> **WRITTEN TASKS**
- a) Identify every year that appears in the article on blue phosphorescent OLEDs.
- b) According to the article on blue phosphorescent OLEDs, how much more efficient is the light-producing mechanism of phosphorescent OLEDs than that of fluorescent OLEDs?
------ PASSAGE
Blue phosphorescent OLED lifetime increased by 10X, reaching more than 600 hours

Sept. 25, 2014
Researchers at the University of Michigan (UM; Ann Arbor, MI) have extended the lifetime of blue organic LEDs (OLEDs) by a factor of ten.

Researchers at the University of Michigan (UM; Ann Arbor, MI) have extended the lifetime of blue organic LEDs (OLEDs) by a factor of ten.1

These days, OLEDs are big business, having found their way into smartphone displays, as well as into TVs of ever-increasing screen size. They allow ultrathin and even curved displays; in addition, OLEDs have other advantages over conventional liquid-crystal displays, such as a naturally very wide viewing angle and the highest contrast available (blacks are truly black). In these red-green-blue (RGB) displays, each pixel contains red, green, and blue modules.

Phosphorescent OLEDs, also known as PHOLEDs, produce light through a mechanism that is four times more efficient than fluorescent OLEDs. Green and red PHOLEDs are already used in OLED-based TVs, as well as in Samsung and LG smartphones; however, the blue OLEDs remain the lower-efficiency fluorescent version.

"Having a blue phosphorescent pixel is an important challenge, but they haven't lived long enough," says Stephen Forrest, an engineering professor at UM. He and his colleagues demonstrated the first PHOLED in 1998 and the first blue PHOLED in 2001.
------------
------ RECORD LIST
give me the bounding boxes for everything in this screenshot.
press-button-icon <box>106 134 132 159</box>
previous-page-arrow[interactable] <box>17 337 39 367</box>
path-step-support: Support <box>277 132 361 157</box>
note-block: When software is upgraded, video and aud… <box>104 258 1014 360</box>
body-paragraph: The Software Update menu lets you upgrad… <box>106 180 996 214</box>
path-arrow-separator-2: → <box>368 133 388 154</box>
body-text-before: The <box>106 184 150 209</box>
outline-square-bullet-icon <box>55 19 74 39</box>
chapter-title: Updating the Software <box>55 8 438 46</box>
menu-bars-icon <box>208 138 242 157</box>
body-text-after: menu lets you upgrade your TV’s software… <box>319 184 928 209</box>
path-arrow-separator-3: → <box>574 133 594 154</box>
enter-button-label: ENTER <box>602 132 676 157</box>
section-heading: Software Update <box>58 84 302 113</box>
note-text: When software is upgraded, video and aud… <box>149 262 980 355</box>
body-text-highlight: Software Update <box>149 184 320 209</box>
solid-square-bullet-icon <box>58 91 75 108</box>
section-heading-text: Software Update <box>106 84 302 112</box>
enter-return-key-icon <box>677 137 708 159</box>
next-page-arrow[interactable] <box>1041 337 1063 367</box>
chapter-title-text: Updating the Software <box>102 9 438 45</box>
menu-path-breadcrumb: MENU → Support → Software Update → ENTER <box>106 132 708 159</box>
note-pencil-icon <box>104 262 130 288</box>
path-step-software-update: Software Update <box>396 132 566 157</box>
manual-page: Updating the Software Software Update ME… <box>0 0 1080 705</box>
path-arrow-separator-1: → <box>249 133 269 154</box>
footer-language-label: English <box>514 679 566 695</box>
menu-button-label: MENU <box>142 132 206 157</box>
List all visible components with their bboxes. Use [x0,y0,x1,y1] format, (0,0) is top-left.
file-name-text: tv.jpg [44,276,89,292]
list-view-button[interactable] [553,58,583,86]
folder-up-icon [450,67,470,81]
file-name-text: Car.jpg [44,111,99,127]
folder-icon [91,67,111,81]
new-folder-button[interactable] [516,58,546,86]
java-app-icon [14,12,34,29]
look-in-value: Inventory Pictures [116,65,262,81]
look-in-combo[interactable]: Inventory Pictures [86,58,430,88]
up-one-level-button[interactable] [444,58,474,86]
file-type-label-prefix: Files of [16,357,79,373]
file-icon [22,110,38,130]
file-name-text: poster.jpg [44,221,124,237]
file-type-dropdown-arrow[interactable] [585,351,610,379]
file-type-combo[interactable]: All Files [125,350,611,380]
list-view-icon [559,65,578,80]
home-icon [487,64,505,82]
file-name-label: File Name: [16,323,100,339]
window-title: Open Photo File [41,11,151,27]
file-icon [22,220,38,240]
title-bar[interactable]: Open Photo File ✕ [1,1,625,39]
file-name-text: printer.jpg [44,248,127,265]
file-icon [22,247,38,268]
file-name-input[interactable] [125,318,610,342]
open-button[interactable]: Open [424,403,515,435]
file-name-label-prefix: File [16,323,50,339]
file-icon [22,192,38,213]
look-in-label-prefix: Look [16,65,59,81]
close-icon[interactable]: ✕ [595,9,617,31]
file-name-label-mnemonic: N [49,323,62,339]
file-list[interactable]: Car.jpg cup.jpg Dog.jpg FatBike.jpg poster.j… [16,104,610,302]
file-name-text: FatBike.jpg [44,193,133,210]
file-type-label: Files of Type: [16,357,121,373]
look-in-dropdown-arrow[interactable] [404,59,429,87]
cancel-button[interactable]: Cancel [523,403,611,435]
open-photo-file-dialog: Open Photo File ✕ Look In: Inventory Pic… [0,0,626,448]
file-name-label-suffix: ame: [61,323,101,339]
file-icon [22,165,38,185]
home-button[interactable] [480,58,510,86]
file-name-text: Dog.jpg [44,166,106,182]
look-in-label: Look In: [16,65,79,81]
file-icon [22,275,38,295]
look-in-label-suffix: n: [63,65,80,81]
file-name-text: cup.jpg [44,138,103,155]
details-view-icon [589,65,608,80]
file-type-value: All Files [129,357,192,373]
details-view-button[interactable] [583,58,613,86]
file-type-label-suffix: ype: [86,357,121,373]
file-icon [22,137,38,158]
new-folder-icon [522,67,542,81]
------------
> **LIST OF SOLUTIONS**
- a) 2014, 1998, 2001

- b) Four times more efficient.